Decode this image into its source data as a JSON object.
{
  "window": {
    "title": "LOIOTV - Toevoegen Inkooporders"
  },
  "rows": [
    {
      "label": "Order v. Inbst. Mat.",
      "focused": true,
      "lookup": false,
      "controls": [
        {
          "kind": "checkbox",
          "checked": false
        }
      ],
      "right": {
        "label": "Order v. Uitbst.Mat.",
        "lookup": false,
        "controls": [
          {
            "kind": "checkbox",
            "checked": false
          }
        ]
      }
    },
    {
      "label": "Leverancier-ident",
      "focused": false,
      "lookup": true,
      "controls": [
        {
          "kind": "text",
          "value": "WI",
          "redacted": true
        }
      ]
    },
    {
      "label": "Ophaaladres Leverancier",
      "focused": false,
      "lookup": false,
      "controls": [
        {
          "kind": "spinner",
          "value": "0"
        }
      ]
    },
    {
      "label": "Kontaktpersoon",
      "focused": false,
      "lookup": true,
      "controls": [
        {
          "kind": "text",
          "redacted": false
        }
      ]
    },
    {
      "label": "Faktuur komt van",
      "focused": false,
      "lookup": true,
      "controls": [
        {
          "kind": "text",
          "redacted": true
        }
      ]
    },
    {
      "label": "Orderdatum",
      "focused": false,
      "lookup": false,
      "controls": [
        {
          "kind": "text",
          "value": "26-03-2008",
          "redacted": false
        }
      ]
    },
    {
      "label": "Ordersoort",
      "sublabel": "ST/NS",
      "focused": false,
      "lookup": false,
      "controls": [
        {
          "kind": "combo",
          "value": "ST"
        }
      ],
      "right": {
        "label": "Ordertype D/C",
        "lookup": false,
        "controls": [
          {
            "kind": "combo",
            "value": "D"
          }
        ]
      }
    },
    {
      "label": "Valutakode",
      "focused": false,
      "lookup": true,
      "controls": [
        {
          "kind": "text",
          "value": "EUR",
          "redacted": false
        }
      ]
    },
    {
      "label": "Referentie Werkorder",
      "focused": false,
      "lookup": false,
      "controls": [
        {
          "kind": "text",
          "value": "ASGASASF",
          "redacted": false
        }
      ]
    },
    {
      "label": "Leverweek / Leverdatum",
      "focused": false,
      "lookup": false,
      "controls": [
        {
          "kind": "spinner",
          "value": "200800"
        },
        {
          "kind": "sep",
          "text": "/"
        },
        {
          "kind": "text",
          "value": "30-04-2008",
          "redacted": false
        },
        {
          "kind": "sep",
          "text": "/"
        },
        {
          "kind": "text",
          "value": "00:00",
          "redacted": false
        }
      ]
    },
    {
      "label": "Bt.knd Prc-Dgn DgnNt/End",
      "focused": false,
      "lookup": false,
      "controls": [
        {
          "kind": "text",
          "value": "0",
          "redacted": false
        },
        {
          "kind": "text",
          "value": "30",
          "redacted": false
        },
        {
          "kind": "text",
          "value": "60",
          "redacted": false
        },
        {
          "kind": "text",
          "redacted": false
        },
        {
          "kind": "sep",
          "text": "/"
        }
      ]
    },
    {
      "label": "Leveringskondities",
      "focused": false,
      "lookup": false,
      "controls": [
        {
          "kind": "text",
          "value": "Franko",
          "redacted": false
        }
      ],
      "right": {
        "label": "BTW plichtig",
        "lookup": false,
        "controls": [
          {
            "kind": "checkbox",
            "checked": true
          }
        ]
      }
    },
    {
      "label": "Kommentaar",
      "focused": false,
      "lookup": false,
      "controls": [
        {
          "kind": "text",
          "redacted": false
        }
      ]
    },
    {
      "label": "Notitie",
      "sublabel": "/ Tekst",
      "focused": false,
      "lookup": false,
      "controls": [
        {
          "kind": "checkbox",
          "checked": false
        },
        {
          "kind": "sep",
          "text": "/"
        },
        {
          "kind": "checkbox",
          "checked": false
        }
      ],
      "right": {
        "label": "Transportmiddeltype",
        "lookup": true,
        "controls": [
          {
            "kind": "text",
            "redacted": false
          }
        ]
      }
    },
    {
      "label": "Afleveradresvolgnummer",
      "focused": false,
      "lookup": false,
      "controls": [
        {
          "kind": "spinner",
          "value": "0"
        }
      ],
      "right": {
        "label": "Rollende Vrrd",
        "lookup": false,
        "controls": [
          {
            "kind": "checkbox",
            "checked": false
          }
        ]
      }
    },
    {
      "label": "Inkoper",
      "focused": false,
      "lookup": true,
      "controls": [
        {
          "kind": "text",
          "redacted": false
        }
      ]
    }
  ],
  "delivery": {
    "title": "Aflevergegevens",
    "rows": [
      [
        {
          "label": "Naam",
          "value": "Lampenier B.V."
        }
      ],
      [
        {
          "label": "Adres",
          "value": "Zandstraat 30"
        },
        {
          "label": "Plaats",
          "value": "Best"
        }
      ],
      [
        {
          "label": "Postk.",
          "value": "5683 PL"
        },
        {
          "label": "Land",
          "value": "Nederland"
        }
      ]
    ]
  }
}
::::
* _JOB_:
All entries shown above should be printed again exactly.

* _ANSWER FOR THIS EXERCISE_:
Decode this image into its source data as a JSON object.
{
  "window": {
    "title": "LOIOTV - Toevoegen Inkooporders"
  },
  "rows": [
    {
      "label": "Order v. Inbst. Mat.",
      "focused": true,
      "lookup": false,
      "controls": [
        {
          "kind": "checkbox",
          "checked": false
        }
      ],
      "right": {
        "label": "Order v. Uitbst.Mat.",
        "lookup": false,
        "controls": [
          {
            "kind": "checkbox",
            "checked": false
          }
        ]
      }
    },
    {
      "label": "Leverancier-ident",
      "focused": false,
      "lookup": true,
      "controls": [
        {
          "kind": "text",
          "value": "WI",
          "redacted": true
        }
      ]
    },
    {
      "label": "Ophaaladres Leverancier",
      "focused": false,
      "lookup": false,
      "controls": [
        {
          "kind": "spinner",
          "value": "0"
        }
      ]
    },
    {
      "label": "Kontaktpersoon",
      "focused": false,
      "lookup": true,
      "controls": [
        {
          "kind": "text",
          "redacted": false
        }
      ]
    },
    {
      "label": "Faktuur komt van",
      "focused": false,
      "lookup": true,
      "controls": [
        {
          "kind": "text",
          "redacted": true
        }
      ]
    },
    {
      "label": "Orderdatum",
      "focused": false,
      "lookup": false,
      "controls": [
        {
          "kind": "text",
          "value": "26-03-2008",
          "redacted": false
        }
      ]
    },
    {
      "label": "Ordersoort",
      "sublabel": "ST/NS",
      "focused": false,
      "lookup": false,
      "controls": [
        {
          "kind": "combo",
          "value": "ST"
        }
      ],
      "right": {
        "label": "Ordertype D/C",
        "lookup": false,
        "controls": [
          {
            "kind": "combo",
            "value": "D"
          }
        ]
      }
    },
    {
      "label": "Valutakode",
      "focused": false,
      "lookup": true,
      "controls": [
        {
          "kind": "text",
          "value": "EUR",
          "redacted": false
        }
      ]
    },
    {
      "label": "Referentie Werkorder",
      "focused": false,
      "lookup": false,
      "controls": [
        {
          "kind": "text",
          "value": "ASGASASF",
          "redacted": false
        }
      ]
    },
    {
      "label": "Leverweek / Leverdatum",
      "focused": false,
      "lookup": false,
      "controls": [
        {
          "kind": "spinner",
          "value": "200800"
        },
        {
          "kind": "sep",
          "text": "/"
        },
        {
          "kind": "text",
          "value": "30-04-2008",
          "redacted": false
        },
        {
          "kind": "sep",
          "text": "/"
        },
        {
          "kind": "text",
          "value": "00:00",
          "redacted": false
        }
      ]
    },
    {
      "label": "Bt.knd Prc-Dgn DgnNt/End",
      "focused": false,
      "lookup": false,
      "controls": [
        {
          "kind": "text",
          "value": "0",
          "redacted": false
        },
        {
          "kind": "text",
          "value": "30",
          "redacted": false
        },
        {
          "kind": "text",
          "value": "60",
          "redacted": false
        },
        {
          "kind": "text",
          "redacted": false
        },
        {
          "kind": "sep",
          "text": "/"
        }
      ]
    },
    {
      "label": "Leveringskondities",
      "focused": false,
      "lookup": false,
      "controls": [
        {
          "kind": "text",
          "value": "Franko",
          "redacted": false
        }
      ],
      "right": {
        "label": "BTW plichtig",
        "lookup": false,
        "controls": [
          {
            "kind": "checkbox",
            "checked": true
          }
        ]
      }
    },
    {
      "label": "Kommentaar",
      "focused": false,
      "lookup": false,
      "controls": [
        {
          "kind": "text",
          "redacted": false
        }
      ]
    },
    {
      "label": "Notitie",
      "sublabel": "/ Tekst",
      "focused": false,
      "lookup": false,
      "controls": [
        {
          "kind": "checkbox",
          "checked": false
        },
        {
          "kind": "sep",
          "text": "/"
        },
        {
          "kind": "checkbox",
          "checked": false
        }
      ],
      "right": {
        "label": "Transportmiddeltype",
        "lookup": true,
        "controls": [
          {
            "kind": "text",
            "redacted": false
          }
        ]
      }
    },
    {
      "label": "Afleveradresvolgnummer",
      "focused": false,
      "lookup": false,
      "controls": [
        {
          "kind": "spinner",
          "value": "0"
        }
      ],
      "right": {
        "label": "Rollende Vrrd",
        "lookup": false,
        "controls": [
          {
            "kind": "checkbox",
            "checked": false
          }
        ]
      }
    },
    {
      "label": "Inkoper",
      "focused": false,
      "lookup": true,
      "controls": [
        {
          "kind": "text",
          "redacted": false
        }
      ]
    }
  ],
  "delivery": {
    "title": "Aflevergegevens",
    "rows": [
      [
        {
          "label": "Naam",
          "value": "Lampenier B.V."
        }
      ],
      [
        {
          "label": "Adres",
          "value": "Zandstraat 30"
        },
        {
          "label": "Plaats",
          "value": "Best"
        }
      ],
      [
        {
          "label": "Postk.",
          "value": "5683 PL"
        },
        {
          "label": "Land",
          "value": "Nederland"
        }
      ]
    ]
  }
}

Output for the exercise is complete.